#### TO BE DONE
Extract every entry word for word. Skip the pictures.

Dataset entries:
((

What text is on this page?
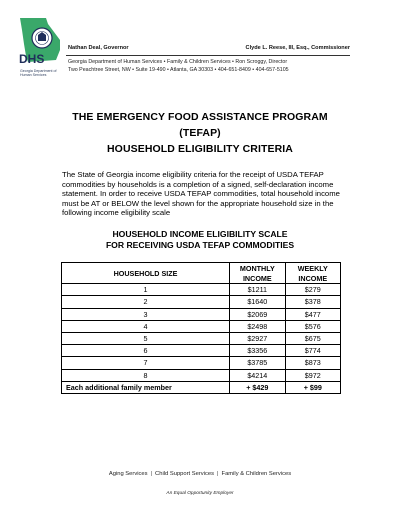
DHS
Georgia Department of Human Services
Nathan Deal, Governor	Clyde L. Reese, III, Esq., Commissioner
Georgia Department of Human Services • Family & Children Services • Ron Scroggy, Director
Two Peachtree Street, NW • Suite 19-490 • Atlanta, GA 30303 • 404-651-8409 • 404-657-5105
THE EMERGENCY FOOD ASSISTANCE PROGRAM
(TEFAP)
HOUSEHOLD ELIGIBILITY CRITERIA
The State of Georgia income eligibility criteria for the receipt of USDA TEFAP commodities by households is a completion of a signed, self-declaration income statement. In order to receive USDA TEFAP commodities, total household income must be AT or BELOW the level shown for the appropriate household size in the following income eligibility scale
HOUSEHOLD INCOME ELIGIBILITY SCALE
FOR RECEIVING USDA TEFAP COMMODITIES
HOUSEHOLD SIZE	MONTHLY INCOME	WEEKLY INCOME
1	$1211	$279
2	$1640	$378
3	$2069	$477
4	$2498	$576
5	$2927	$675
6	$3356	$774
7	$3785	$873
8	$4214	$972
Each additional family member	+ $429	+ $99
Aging Services | Child Support Services | Family & Children Services
An Equal Opportunity Employer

))

#### RESPONSE TO THIS TASK
What text is on this page?
DHS
Georgia Department of Human Services
Nathan Deal, Governor	Clyde L. Reese, III, Esq., Commissioner
Georgia Department of Human Services • Family & Children Services • Ron Scroggy, Director
Two Peachtree Street, NW • Suite 19-490 • Atlanta, GA 30303 • 404-651-8409 • 404-657-5105
THE EMERGENCY FOOD ASSISTANCE PROGRAM
(TEFAP)
HOUSEHOLD ELIGIBILITY CRITERIA
The State of Georgia income eligibility criteria for the receipt of USDA TEFAP commodities by households is a completion of a signed, self-declaration income statement. In order to receive USDA TEFAP commodities, total household income must be AT or BELOW the level shown for the appropriate household size in the following income eligibility scale
HOUSEHOLD INCOME ELIGIBILITY SCALE
FOR RECEIVING USDA TEFAP COMMODITIES
HOUSEHOLD SIZE	MONTHLY INCOME	WEEKLY INCOME
1	$1211	$279
2	$1640	$378
3	$2069	$477
4	$2498	$576
5	$2927	$675
6	$3356	$774
7	$3785	$873
8	$4214	$972
Each additional family member	+ $429	+ $99
Aging Services | Child Support Services | Family & Children Services
An Equal Opportunity Employer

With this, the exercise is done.